» EXCERPTED RECORDS:
=== Section Start ===
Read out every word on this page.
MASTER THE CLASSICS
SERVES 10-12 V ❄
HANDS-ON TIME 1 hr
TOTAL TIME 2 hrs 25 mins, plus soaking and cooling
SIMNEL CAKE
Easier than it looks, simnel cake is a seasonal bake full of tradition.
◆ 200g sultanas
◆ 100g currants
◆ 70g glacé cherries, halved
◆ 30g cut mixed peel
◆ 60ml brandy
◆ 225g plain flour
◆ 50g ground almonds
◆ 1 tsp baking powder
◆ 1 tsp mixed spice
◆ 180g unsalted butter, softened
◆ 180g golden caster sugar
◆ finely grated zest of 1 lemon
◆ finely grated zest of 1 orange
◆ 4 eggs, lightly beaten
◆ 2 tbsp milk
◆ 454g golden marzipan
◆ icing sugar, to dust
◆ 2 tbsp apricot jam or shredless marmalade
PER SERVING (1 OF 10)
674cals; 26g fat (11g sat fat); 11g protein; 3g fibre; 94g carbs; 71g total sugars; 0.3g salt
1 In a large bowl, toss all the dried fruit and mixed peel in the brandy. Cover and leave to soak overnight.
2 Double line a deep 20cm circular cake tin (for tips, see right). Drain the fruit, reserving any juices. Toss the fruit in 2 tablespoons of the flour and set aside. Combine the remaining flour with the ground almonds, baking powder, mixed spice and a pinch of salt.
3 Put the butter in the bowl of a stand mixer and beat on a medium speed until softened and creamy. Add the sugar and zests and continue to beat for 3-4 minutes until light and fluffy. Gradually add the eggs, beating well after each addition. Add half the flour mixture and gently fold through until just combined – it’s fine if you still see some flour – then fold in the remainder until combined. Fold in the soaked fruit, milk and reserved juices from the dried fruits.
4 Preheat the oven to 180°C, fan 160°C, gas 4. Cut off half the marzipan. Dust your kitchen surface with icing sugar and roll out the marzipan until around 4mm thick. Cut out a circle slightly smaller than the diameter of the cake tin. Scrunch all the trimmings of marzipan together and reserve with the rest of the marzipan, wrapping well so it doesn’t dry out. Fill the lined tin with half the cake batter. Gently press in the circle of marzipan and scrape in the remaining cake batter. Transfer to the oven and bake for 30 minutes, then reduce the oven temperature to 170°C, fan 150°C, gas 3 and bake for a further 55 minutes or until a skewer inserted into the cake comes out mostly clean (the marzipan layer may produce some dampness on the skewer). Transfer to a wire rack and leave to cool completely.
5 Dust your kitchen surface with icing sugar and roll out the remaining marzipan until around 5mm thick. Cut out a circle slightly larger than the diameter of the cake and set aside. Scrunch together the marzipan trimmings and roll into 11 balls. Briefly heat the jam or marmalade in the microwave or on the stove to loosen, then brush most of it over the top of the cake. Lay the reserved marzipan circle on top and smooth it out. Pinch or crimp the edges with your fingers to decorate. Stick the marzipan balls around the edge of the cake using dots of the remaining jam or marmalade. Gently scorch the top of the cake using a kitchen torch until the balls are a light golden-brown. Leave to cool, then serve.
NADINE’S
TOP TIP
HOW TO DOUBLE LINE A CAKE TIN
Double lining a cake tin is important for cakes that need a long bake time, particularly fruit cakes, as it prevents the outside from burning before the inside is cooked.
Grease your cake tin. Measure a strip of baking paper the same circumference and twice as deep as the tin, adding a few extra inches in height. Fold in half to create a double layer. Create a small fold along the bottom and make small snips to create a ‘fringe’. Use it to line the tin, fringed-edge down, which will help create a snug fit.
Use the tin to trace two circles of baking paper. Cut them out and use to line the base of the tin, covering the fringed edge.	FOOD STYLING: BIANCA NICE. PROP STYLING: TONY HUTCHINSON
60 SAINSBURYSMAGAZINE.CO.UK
=== Section End ===
» ACTION ITEM:
Your answer should hold every line of the entries that contains the string "bowl".

» REPLY TO THE TASK:
1 In a large bowl, toss all the dried fruit and mixed peel in the brandy. Cover and leave to soak overnight.
3 Put the butter in the bowl of a stand mixer and beat on a medium speed until softened and creamy. Add the sugar and zests and continue to beat for 3-4 minutes until light and fluffy. Gradually add the eggs, beating well after each addition. Add half the flour mixture and gently fold through until just combined – it’s fine if you still see some flour – then fold in the remainder until combined. Fold in the soaked fruit, milk and reserved juices from the dried fruits.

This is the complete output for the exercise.